Provided data ::

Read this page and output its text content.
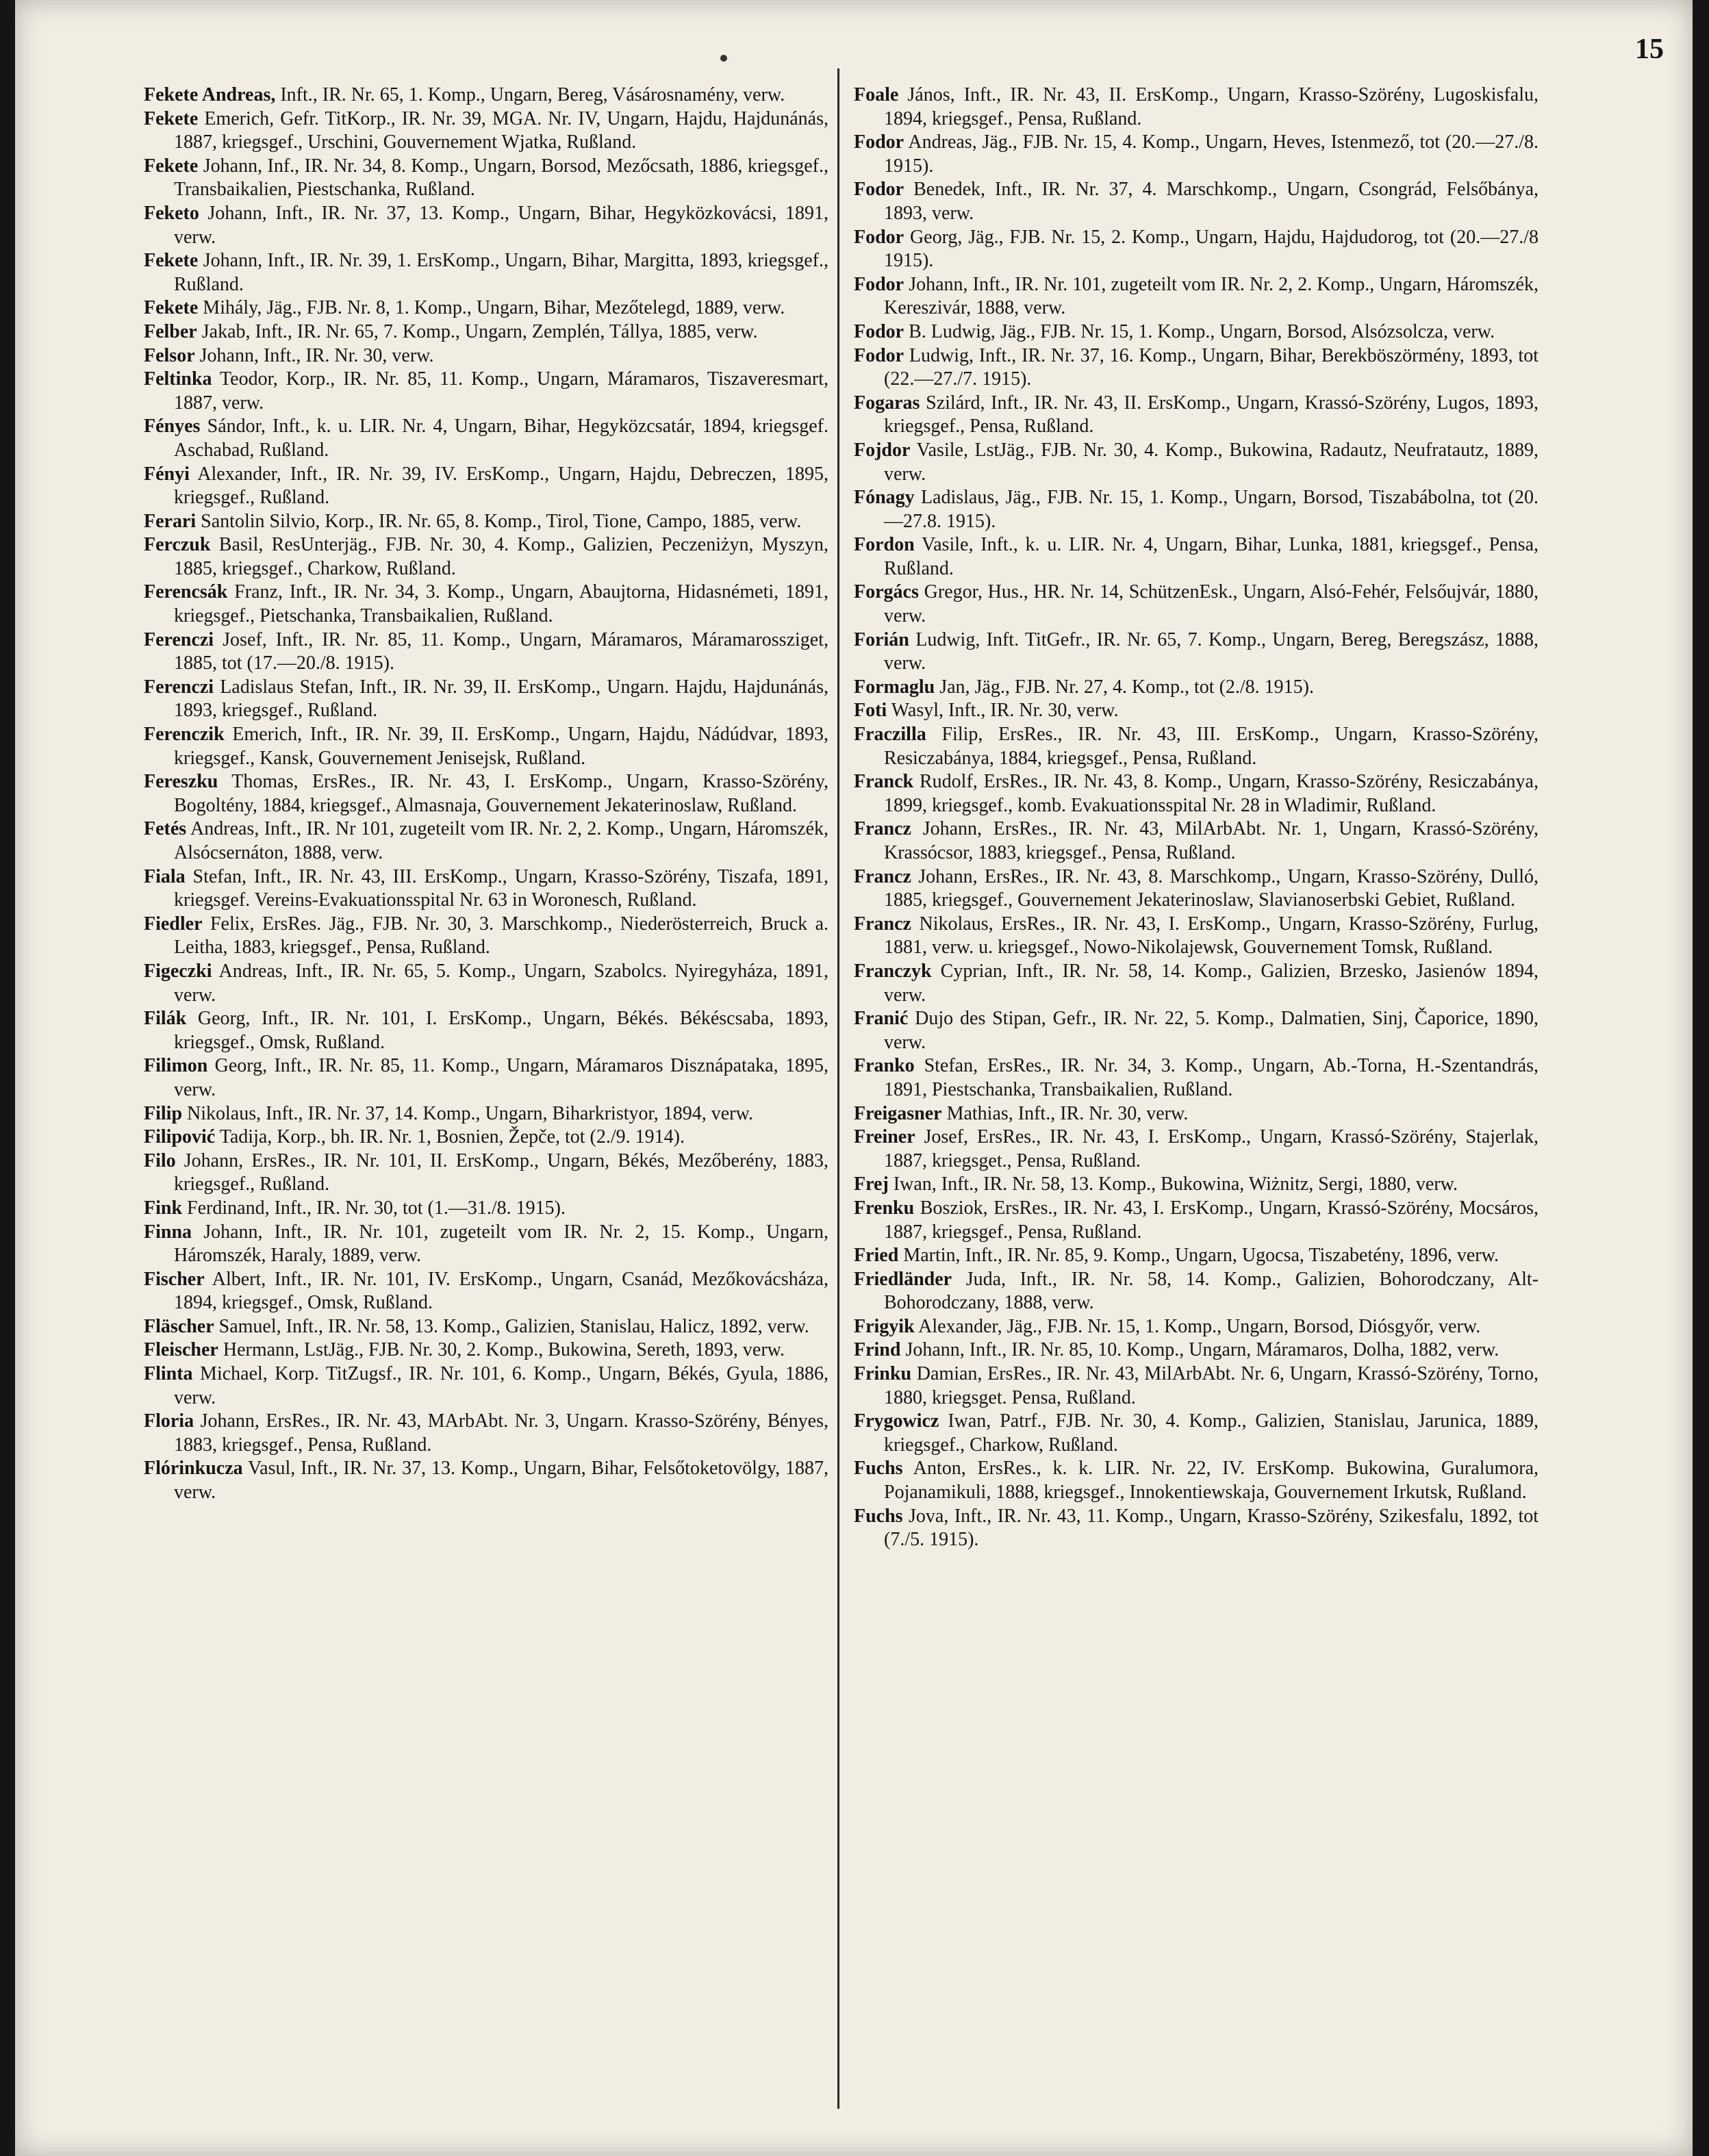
15

Fekete Andreas, Inft., IR. Nr. 65, 1. Komp., Ungarn, Bereg, Vásárosnamény, verw.

Fekete Emerich, Gefr. TitKorp., IR. Nr. 39, MGA. Nr. IV, Ungarn, Hajdu, Hajdunánás, 1887, kriegsgef., Urschini, Gouvernement Wjatka, Rußland.

Fekete Johann, Inf., IR. Nr. 34, 8. Komp., Ungarn, Borsod, Mezőcsath, 1886, kriegsgef., Transbaikalien, Piestschanka, Rußland.

Feketo Johann, Inft., IR. Nr. 37, 13. Komp., Ungarn, Bihar, Hegyközkovácsi, 1891, verw.

Fekete Johann, Inft., IR. Nr. 39, 1. ErsKomp., Ungarn, Bihar, Margitta, 1893, kriegsgef., Rußland.

Fekete Mihály, Jäg., FJB. Nr. 8, 1. Komp., Ungarn, Bihar, Mezőtelegd, 1889, verw.

Felber Jakab, Inft., IR. Nr. 65, 7. Komp., Ungarn, Zemplén, Tállya, 1885, verw.

Felsor Johann, Inft., IR. Nr. 30, verw.

Feltinka Teodor, Korp., IR. Nr. 85, 11. Komp., Ungarn, Máramaros, Tiszaveresmart, 1887, verw.

Fényes Sándor, Inft., k. u. LIR. Nr. 4, Ungarn, Bihar, Hegyközcsatár, 1894, kriegsgef. Aschabad, Rußland.

Fényi Alexander, Inft., IR. Nr. 39, IV. ErsKomp., Ungarn, Hajdu, Debreczen, 1895, kriegsgef., Rußland.

Ferari Santolin Silvio, Korp., IR. Nr. 65, 8. Komp., Tirol, Tione, Campo, 1885, verw.

Ferczuk Basil, ResUnterjäg., FJB. Nr. 30, 4. Komp., Galizien, Peczeniżyn, Myszyn, 1885, kriegsgef., Charkow, Rußland.

Ferencsák Franz, Inft., IR. Nr. 34, 3. Komp., Ungarn, Abaujtorna, Hidasnémeti, 1891, kriegsgef., Pietschanka, Transbaikalien, Rußland.

Ferenczi Josef, Inft., IR. Nr. 85, 11. Komp., Ungarn, Máramaros, Máramarossziget, 1885, tot (17.—20./8. 1915).

Ferenczi Ladislaus Stefan, Inft., IR. Nr. 39, II. ErsKomp., Ungarn. Hajdu, Hajdunánás, 1893, kriegsgef., Rußland.

Ferenczik Emerich, Inft., IR. Nr. 39, II. ErsKomp., Ungarn, Hajdu, Nádúdvar, 1893, kriegsgef., Kansk, Gouvernement Jenisejsk, Rußland.

Fereszku Thomas, ErsRes., IR. Nr. 43, I. ErsKomp., Ungarn, Krasso-Szörény, Bogoltény, 1884, kriegsgef., Almasnaja, Gouvernement Jekaterinoslaw, Rußland.

Fetés Andreas, Inft., IR. Nr 101, zugeteilt vom IR. Nr. 2, 2. Komp., Ungarn, Háromszék, Alsócsernáton, 1888, verw.

Fiala Stefan, Inft., IR. Nr. 43, III. ErsKomp., Ungarn, Krasso-Szörény, Tiszafa, 1891, kriegsgef. Vereins-Evakuationsspital Nr. 63 in Woronesch, Rußland.

Fiedler Felix, ErsRes. Jäg., FJB. Nr. 30, 3. Marschkomp., Niederösterreich, Bruck a. Leitha, 1883, kriegsgef., Pensa, Rußland.

Figeczki Andreas, Inft., IR. Nr. 65, 5. Komp., Ungarn, Szabolcs. Nyiregyháza, 1891, verw.

Filák Georg, Inft., IR. Nr. 101, I. ErsKomp., Ungarn, Békés. Békéscsaba, 1893, kriegsgef., Omsk, Rußland.

Filimon Georg, Inft., IR. Nr. 85, 11. Komp., Ungarn, Máramaros Disznápataka, 1895, verw.

Filip Nikolaus, Inft., IR. Nr. 37, 14. Komp., Ungarn, Biharkristyor, 1894, verw.

Filipović Tadija, Korp., bh. IR. Nr. 1, Bosnien, Žepče, tot (2./9. 1914).

Filo Johann, ErsRes., IR. Nr. 101, II. ErsKomp., Ungarn, Békés, Mezőberény, 1883, kriegsgef., Rußland.

Fink Ferdinand, Inft., IR. Nr. 30, tot (1.—31./8. 1915).

Finna Johann, Inft., IR. Nr. 101, zugeteilt vom IR. Nr. 2, 15. Komp., Ungarn, Háromszék, Haraly, 1889, verw.

Fischer Albert, Inft., IR. Nr. 101, IV. ErsKomp., Ungarn, Csanád, Mezőkovácsháza, 1894, kriegsgef., Omsk, Rußland.

Fläscher Samuel, Inft., IR. Nr. 58, 13. Komp., Galizien, Stanislau, Halicz, 1892, verw.

Fleischer Hermann, LstJäg., FJB. Nr. 30, 2. Komp., Bukowina, Sereth, 1893, verw.

Flinta Michael, Korp. TitZugsf., IR. Nr. 101, 6. Komp., Ungarn, Békés, Gyula, 1886, verw.

Floria Johann, ErsRes., IR. Nr. 43, MArbAbt. Nr. 3, Ungarn. Krasso-Szörény, Bényes, 1883, kriegsgef., Pensa, Rußland.

Flórinkucza Vasul, Inft., IR. Nr. 37, 13. Komp., Ungarn, Bihar, Felsőtoketovölgy, 1887, verw.

Foale János, Inft., IR. Nr. 43, II. ErsKomp., Ungarn, Krasso-Szörény, Lugoskisfalu, 1894, kriegsgef., Pensa, Rußland.

Fodor Andreas, Jäg., FJB. Nr. 15, 4. Komp., Ungarn, Heves, Istenmező, tot (20.—27./8. 1915).

Fodor Benedek, Inft., IR. Nr. 37, 4. Marschkomp., Ungarn, Csongrád, Felsőbánya, 1893, verw.

Fodor Georg, Jäg., FJB. Nr. 15, 2. Komp., Ungarn, Hajdu, Hajdudorog, tot (20.—27./8 1915).

Fodor Johann, Inft., IR. Nr. 101, zugeteilt vom IR. Nr. 2, 2. Komp., Ungarn, Háromszék, Kereszivár, 1888, verw.

Fodor B. Ludwig, Jäg., FJB. Nr. 15, 1. Komp., Ungarn, Borsod, Alsózsolcza, verw.

Fodor Ludwig, Inft., IR. Nr. 37, 16. Komp., Ungarn, Bihar, Berekböszörmény, 1893, tot (22.—27./7. 1915).

Fogaras Szilárd, Inft., IR. Nr. 43, II. ErsKomp., Ungarn, Krassó-Szörény, Lugos, 1893, kriegsgef., Pensa, Rußland.

Fojdor Vasile, LstJäg., FJB. Nr. 30, 4. Komp., Bukowina, Radautz, Neufratautz, 1889, verw.

Fónagy Ladislaus, Jäg., FJB. Nr. 15, 1. Komp., Ungarn, Borsod, Tiszabábolna, tot (20.—27.8. 1915).

Fordon Vasile, Inft., k. u. LIR. Nr. 4, Ungarn, Bihar, Lunka, 1881, kriegsgef., Pensa, Rußland.

Forgács Gregor, Hus., HR. Nr. 14, SchützenEsk., Ungarn, Alsó-Fehér, Felsőujvár, 1880, verw.

Forián Ludwig, Inft. TitGefr., IR. Nr. 65, 7. Komp., Ungarn, Bereg, Beregszász, 1888, verw.

Formaglu Jan, Jäg., FJB. Nr. 27, 4. Komp., tot (2./8. 1915).

Foti Wasyl, Inft., IR. Nr. 30, verw.

Fraczilla Filip, ErsRes., IR. Nr. 43, III. ErsKomp., Ungarn, Krasso-Szörény, Resiczabánya, 1884, kriegsgef., Pensa, Rußland.

Franck Rudolf, ErsRes., IR. Nr. 43, 8. Komp., Ungarn, Krasso-Szörény, Resiczabánya, 1899, kriegsgef., komb. Evakuationsspital Nr. 28 in Wladimir, Rußland.

Francz Johann, ErsRes., IR. Nr. 43, MilArbAbt. Nr. 1, Ungarn, Krassó-Szörény, Krassócsor, 1883, kriegsgef., Pensa, Rußland.

Francz Johann, ErsRes., IR. Nr. 43, 8. Marschkomp., Ungarn, Krasso-Szörény, Dulló, 1885, kriegsgef., Gouvernement Jekaterinoslaw, Slavianoserbski Gebiet, Rußland.

Francz Nikolaus, ErsRes., IR. Nr. 43, I. ErsKomp., Ungarn, Krasso-Szörény, Furlug, 1881, verw. u. kriegsgef., Nowo-Nikolajewsk, Gouvernement Tomsk, Rußland.

Franczyk Cyprian, Inft., IR. Nr. 58, 14. Komp., Galizien, Brzesko, Jasienów 1894, verw.

Franić Dujo des Stipan, Gefr., IR. Nr. 22, 5. Komp., Dalmatien, Sinj, Čaporice, 1890, verw.

Franko Stefan, ErsRes., IR. Nr. 34, 3. Komp., Ungarn, Ab.-Torna, H.-Szentandrás, 1891, Piestschanka, Transbaikalien, Rußland.

Freigasner Mathias, Inft., IR. Nr. 30, verw.

Freiner Josef, ErsRes., IR. Nr. 43, I. ErsKomp., Ungarn, Krassó-Szörény, Stajerlak, 1887, kriegsget., Pensa, Rußland.

Frej Iwan, Inft., IR. Nr. 58, 13. Komp., Bukowina, Wiżnitz, Sergi, 1880, verw.

Frenku Bosziok, ErsRes., IR. Nr. 43, I. ErsKomp., Ungarn, Krassó-Szörény, Mocsáros, 1887, kriegsgef., Pensa, Rußland.

Fried Martin, Inft., IR. Nr. 85, 9. Komp., Ungarn, Ugocsa, Tiszabetény, 1896, verw.

Friedländer Juda, Inft., IR. Nr. 58, 14. Komp., Galizien, Bohorodczany, Alt-Bohorodczany, 1888, verw.

Frigyik Alexander, Jäg., FJB. Nr. 15, 1. Komp., Ungarn, Borsod, Diósgyőr, verw.

Frind Johann, Inft., IR. Nr. 85, 10. Komp., Ungarn, Máramaros, Dolha, 1882, verw.

Frinku Damian, ErsRes., IR. Nr. 43, MilArbAbt. Nr. 6, Ungarn, Krassó-Szörény, Torno, 1880, kriegsget. Pensa, Rußland.

Frygowicz Iwan, Patrf., FJB. Nr. 30, 4. Komp., Galizien, Stanislau, Jarunica, 1889, kriegsgef., Charkow, Rußland.

Fuchs Anton, ErsRes., k. k. LIR. Nr. 22, IV. ErsKomp. Bukowina, Guralumora, Pojanamikuli, 1888, kriegsgef., Innokentiewskaja, Gouvernement Irkutsk, Rußland.

Fuchs Jova, Inft., IR. Nr. 43, 11. Komp., Ungarn, Krasso-Szörény, Szikesfalu, 1892, tot (7./5. 1915).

Aim of the exercise :: Wherever the string "Békés" appears in the entries above, list that line.

The response ::
Filák Georg, Inft., IR. Nr. 101, I. ErsKomp., Ungarn, Békés. Békéscsaba, 1893, kriegsgef., Omsk, Rußland.
Filo Johann, ErsRes., IR. Nr. 101, II. ErsKomp., Ungarn, Békés, Mezőberény, 1883, kriegsgef., Rußland.
Flinta Michael, Korp. TitZugsf., IR. Nr. 101, 6. Komp., Ungarn, Békés, Gyula, 1886, verw.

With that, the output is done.